■ TASK DESCRIPTION ■
Copy each line exactly.

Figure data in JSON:
------------
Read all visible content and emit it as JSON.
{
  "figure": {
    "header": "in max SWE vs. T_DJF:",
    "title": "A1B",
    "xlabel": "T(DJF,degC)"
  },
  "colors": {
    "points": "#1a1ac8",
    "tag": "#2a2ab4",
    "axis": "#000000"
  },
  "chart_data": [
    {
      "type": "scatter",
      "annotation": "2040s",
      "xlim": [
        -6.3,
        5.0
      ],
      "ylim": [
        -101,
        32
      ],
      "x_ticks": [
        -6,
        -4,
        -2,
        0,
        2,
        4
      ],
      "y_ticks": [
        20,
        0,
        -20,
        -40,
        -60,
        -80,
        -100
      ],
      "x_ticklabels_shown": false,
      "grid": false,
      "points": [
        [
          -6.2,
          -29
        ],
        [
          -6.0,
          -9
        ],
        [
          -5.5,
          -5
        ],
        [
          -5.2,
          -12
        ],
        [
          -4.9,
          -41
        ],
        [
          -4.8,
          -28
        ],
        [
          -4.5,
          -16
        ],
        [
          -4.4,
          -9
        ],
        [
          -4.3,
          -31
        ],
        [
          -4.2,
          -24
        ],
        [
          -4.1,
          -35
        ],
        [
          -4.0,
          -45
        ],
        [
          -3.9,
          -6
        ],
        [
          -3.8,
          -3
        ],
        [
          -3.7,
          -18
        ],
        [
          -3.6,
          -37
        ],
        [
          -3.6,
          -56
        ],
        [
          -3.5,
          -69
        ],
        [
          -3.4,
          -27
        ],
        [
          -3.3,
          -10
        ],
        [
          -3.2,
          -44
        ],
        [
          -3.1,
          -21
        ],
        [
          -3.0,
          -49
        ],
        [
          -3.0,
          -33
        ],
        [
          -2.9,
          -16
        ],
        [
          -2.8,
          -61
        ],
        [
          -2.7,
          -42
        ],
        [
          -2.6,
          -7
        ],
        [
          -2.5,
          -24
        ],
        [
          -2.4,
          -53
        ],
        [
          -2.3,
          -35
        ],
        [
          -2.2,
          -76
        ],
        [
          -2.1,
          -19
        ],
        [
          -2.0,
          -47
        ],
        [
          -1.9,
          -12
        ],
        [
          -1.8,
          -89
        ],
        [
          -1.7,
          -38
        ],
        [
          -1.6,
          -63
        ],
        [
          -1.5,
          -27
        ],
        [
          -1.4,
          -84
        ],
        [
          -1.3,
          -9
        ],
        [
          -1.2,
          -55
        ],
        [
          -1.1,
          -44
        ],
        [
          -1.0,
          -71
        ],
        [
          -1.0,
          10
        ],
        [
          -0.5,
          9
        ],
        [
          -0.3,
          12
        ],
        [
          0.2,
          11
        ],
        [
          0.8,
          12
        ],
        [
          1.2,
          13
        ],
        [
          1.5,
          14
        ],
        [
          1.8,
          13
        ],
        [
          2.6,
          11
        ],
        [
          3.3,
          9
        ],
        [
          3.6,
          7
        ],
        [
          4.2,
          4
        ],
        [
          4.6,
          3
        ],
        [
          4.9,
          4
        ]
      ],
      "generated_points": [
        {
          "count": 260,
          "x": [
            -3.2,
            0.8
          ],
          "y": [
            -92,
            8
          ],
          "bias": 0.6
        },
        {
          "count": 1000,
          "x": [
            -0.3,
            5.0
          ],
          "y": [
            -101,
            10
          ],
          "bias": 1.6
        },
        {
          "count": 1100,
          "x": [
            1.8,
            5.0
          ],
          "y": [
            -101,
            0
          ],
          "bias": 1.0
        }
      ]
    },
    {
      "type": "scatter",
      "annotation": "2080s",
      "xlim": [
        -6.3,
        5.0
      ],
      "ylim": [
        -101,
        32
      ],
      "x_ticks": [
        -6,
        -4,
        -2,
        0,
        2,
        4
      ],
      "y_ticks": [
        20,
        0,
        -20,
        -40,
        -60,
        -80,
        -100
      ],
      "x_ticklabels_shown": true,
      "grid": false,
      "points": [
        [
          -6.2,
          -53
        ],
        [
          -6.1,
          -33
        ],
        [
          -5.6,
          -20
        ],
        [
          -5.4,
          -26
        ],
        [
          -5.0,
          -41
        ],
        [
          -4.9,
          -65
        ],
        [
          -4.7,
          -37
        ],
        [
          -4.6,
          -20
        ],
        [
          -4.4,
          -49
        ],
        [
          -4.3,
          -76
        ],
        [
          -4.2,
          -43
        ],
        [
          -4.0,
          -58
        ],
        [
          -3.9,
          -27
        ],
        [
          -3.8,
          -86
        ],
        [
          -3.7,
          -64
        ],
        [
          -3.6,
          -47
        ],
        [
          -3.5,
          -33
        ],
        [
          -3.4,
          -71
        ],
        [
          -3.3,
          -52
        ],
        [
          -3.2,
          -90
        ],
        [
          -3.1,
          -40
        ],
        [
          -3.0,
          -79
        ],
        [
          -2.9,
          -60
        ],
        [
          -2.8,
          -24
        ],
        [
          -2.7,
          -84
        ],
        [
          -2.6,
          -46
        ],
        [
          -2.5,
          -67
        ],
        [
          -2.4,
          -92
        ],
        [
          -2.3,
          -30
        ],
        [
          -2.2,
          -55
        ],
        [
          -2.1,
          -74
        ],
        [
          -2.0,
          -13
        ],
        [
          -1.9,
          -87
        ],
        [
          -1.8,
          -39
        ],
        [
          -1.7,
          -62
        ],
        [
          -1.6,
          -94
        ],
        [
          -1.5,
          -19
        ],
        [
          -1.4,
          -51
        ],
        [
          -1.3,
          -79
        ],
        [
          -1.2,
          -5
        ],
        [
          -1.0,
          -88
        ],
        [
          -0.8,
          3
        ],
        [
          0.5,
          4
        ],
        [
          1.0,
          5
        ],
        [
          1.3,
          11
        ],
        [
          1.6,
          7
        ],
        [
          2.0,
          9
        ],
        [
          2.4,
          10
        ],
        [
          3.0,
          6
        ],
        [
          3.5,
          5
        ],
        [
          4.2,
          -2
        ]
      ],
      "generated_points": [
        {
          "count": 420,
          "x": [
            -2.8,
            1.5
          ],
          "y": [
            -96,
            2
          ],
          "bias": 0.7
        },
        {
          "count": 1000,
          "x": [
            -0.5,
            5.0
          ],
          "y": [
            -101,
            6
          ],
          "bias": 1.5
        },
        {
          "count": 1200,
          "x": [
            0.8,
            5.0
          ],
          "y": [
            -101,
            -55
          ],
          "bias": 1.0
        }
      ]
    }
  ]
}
------------
■ CORRECT OUTPUT ■
Read all visible content and emit it as JSON.
{
  "figure": {
    "header": "in max SWE vs. T_DJF:",
    "title": "A1B",
    "xlabel": "T(DJF,degC)"
  },
  "colors": {
    "points": "#1a1ac8",
    "tag": "#2a2ab4",
    "axis": "#000000"
  },
  "chart_data": [
    {
      "type": "scatter",
      "annotation": "2040s",
      "xlim": [
        -6.3,
        5.0
      ],
      "ylim": [
        -101,
        32
      ],
      "x_ticks": [
        -6,
        -4,
        -2,
        0,
        2,
        4
      ],
      "y_ticks": [
        20,
        0,
        -20,
        -40,
        -60,
        -80,
        -100
      ],
      "x_ticklabels_shown": false,
      "grid": false,
      "points": [
        [
          -6.2,
          -29
        ],
        [
          -6.0,
          -9
        ],
        [
          -5.5,
          -5
        ],
        [
          -5.2,
          -12
        ],
        [
          -4.9,
          -41
        ],
        [
          -4.8,
          -28
        ],
        [
          -4.5,
          -16
        ],
        [
          -4.4,
          -9
        ],
        [
          -4.3,
          -31
        ],
        [
          -4.2,
          -24
        ],
        [
          -4.1,
          -35
        ],
        [
          -4.0,
          -45
        ],
        [
          -3.9,
          -6
        ],
        [
          -3.8,
          -3
        ],
        [
          -3.7,
          -18
        ],
        [
          -3.6,
          -37
        ],
        [
          -3.6,
          -56
        ],
        [
          -3.5,
          -69
        ],
        [
          -3.4,
          -27
        ],
        [
          -3.3,
          -10
        ],
        [
          -3.2,
          -44
        ],
        [
          -3.1,
          -21
        ],
        [
          -3.0,
          -49
        ],
        [
          -3.0,
          -33
        ],
        [
          -2.9,
          -16
        ],
        [
          -2.8,
          -61
        ],
        [
          -2.7,
          -42
        ],
        [
          -2.6,
          -7
        ],
        [
          -2.5,
          -24
        ],
        [
          -2.4,
          -53
        ],
        [
          -2.3,
          -35
        ],
        [
          -2.2,
          -76
        ],
        [
          -2.1,
          -19
        ],
        [
          -2.0,
          -47
        ],
        [
          -1.9,
          -12
        ],
        [
          -1.8,
          -89
        ],
        [
          -1.7,
          -38
        ],
        [
          -1.6,
          -63
        ],
        [
          -1.5,
          -27
        ],
        [
          -1.4,
          -84
        ],
        [
          -1.3,
          -9
        ],
        [
          -1.2,
          -55
        ],
        [
          -1.1,
          -44
        ],
        [
          -1.0,
          -71
        ],
        [
          -1.0,
          10
        ],
        [
          -0.5,
          9
        ],
        [
          -0.3,
          12
        ],
        [
          0.2,
          11
        ],
        [
          0.8,
          12
        ],
        [
          1.2,
          13
        ],
        [
          1.5,
          14
        ],
        [
          1.8,
          13
        ],
        [
          2.6,
          11
        ],
        [
          3.3,
          9
        ],
        [
          3.6,
          7
        ],
        [
          4.2,
          4
        ],
        [
          4.6,
          3
        ],
        [
          4.9,
          4
        ]
      ],
      "generated_points": [
        {
          "count": 260,
          "x": [
            -3.2,
            0.8
          ],
          "y": [
            -92,
            8
          ],
          "bias": 0.6
        },
        {
          "count": 1000,
          "x": [
            -0.3,
            5.0
          ],
          "y": [
            -101,
            10
          ],
          "bias": 1.6
        },
        {
          "count": 1100,
          "x": [
            1.8,
            5.0
          ],
          "y": [
            -101,
            0
          ],
          "bias": 1.0
        }
      ]
    },
    {
      "type": "scatter",
      "annotation": "2080s",
      "xlim": [
        -6.3,
        5.0
      ],
      "ylim": [
        -101,
        32
      ],
      "x_ticks": [
        -6,
        -4,
        -2,
        0,
        2,
        4
      ],
      "y_ticks": [
        20,
        0,
        -20,
        -40,
        -60,
        -80,
        -100
      ],
      "x_ticklabels_shown": true,
      "grid": false,
      "points": [
        [
          -6.2,
          -53
        ],
        [
          -6.1,
          -33
        ],
        [
          -5.6,
          -20
        ],
        [
          -5.4,
          -26
        ],
        [
          -5.0,
          -41
        ],
        [
          -4.9,
          -65
        ],
        [
          -4.7,
          -37
        ],
        [
          -4.6,
          -20
        ],
        [
          -4.4,
          -49
        ],
        [
          -4.3,
          -76
        ],
        [
          -4.2,
          -43
        ],
        [
          -4.0,
          -58
        ],
        [
          -3.9,
          -27
        ],
        [
          -3.8,
          -86
        ],
        [
          -3.7,
          -64
        ],
        [
          -3.6,
          -47
        ],
        [
          -3.5,
          -33
        ],
        [
          -3.4,
          -71
        ],
        [
          -3.3,
          -52
        ],
        [
          -3.2,
          -90
        ],
        [
          -3.1,
          -40
        ],
        [
          -3.0,
          -79
        ],
        [
          -2.9,
          -60
        ],
        [
          -2.8,
          -24
        ],
        [
          -2.7,
          -84
        ],
        [
          -2.6,
          -46
        ],
        [
          -2.5,
          -67
        ],
        [
          -2.4,
          -92
        ],
        [
          -2.3,
          -30
        ],
        [
          -2.2,
          -55
        ],
        [
          -2.1,
          -74
        ],
        [
          -2.0,
          -13
        ],
        [
          -1.9,
          -87
        ],
        [
          -1.8,
          -39
        ],
        [
          -1.7,
          -62
        ],
        [
          -1.6,
          -94
        ],
        [
          -1.5,
          -19
        ],
        [
          -1.4,
          -51
        ],
        [
          -1.3,
          -79
        ],
        [
          -1.2,
          -5
        ],
        [
          -1.0,
          -88
        ],
        [
          -0.8,
          3
        ],
        [
          0.5,
          4
        ],
        [
          1.0,
          5
        ],
        [
          1.3,
          11
        ],
        [
          1.6,
          7
        ],
        [
          2.0,
          9
        ],
        [
          2.4,
          10
        ],
        [
          3.0,
          6
        ],
        [
          3.5,
          5
        ],
        [
          4.2,
          -2
        ]
      ],
      "generated_points": [
        {
          "count": 420,
          "x": [
            -2.8,
            1.5
          ],
          "y": [
            -96,
            2
          ],
          "bias": 0.7
        },
        {
          "count": 1000,
          "x": [
            -0.5,
            5.0
          ],
          "y": [
            -101,
            6
          ],
          "bias": 1.5
        },
        {
          "count": 1200,
          "x": [
            0.8,
            5.0
          ],
          "y": [
            -101,
            -55
          ],
          "bias": 1.0
        }
      ]
    }
  ]
}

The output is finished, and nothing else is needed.